* DIRECTIVE:
Each record below is to be reproduced without any change.

* EXTRACTED DATA:
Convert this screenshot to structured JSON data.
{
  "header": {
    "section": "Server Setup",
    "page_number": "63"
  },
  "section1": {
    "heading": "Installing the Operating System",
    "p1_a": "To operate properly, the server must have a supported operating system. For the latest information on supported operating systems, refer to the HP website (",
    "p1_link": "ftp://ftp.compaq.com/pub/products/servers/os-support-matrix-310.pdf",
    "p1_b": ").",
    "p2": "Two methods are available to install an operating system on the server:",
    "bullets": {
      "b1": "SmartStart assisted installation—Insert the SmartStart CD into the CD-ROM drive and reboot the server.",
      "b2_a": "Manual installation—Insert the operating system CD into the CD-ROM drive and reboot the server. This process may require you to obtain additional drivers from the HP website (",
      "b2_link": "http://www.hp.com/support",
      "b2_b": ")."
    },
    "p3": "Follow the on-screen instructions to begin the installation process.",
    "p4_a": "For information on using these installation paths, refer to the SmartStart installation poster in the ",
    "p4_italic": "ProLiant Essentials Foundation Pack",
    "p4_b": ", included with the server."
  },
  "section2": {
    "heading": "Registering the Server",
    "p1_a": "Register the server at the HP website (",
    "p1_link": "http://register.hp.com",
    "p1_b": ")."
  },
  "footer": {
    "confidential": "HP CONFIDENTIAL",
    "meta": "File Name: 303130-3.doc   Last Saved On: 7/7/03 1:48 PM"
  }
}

* SOLUTION BELOW:
Convert this screenshot to structured JSON data.
{
  "header": {
    "section": "Server Setup",
    "page_number": "63"
  },
  "section1": {
    "heading": "Installing the Operating System",
    "p1_a": "To operate properly, the server must have a supported operating system. For the latest information on supported operating systems, refer to the HP website (",
    "p1_link": "ftp://ftp.compaq.com/pub/products/servers/os-support-matrix-310.pdf",
    "p1_b": ").",
    "p2": "Two methods are available to install an operating system on the server:",
    "bullets": {
      "b1": "SmartStart assisted installation—Insert the SmartStart CD into the CD-ROM drive and reboot the server.",
      "b2_a": "Manual installation—Insert the operating system CD into the CD-ROM drive and reboot the server. This process may require you to obtain additional drivers from the HP website (",
      "b2_link": "http://www.hp.com/support",
      "b2_b": ")."
    },
    "p3": "Follow the on-screen instructions to begin the installation process.",
    "p4_a": "For information on using these installation paths, refer to the SmartStart installation poster in the ",
    "p4_italic": "ProLiant Essentials Foundation Pack",
    "p4_b": ", included with the server."
  },
  "section2": {
    "heading": "Registering the Server",
    "p1_a": "Register the server at the HP website (",
    "p1_link": "http://register.hp.com",
    "p1_b": ")."
  },
  "footer": {
    "confidential": "HP CONFIDENTIAL",
    "meta": "File Name: 303130-3.doc   Last Saved On: 7/7/03 1:48 PM"
  }
}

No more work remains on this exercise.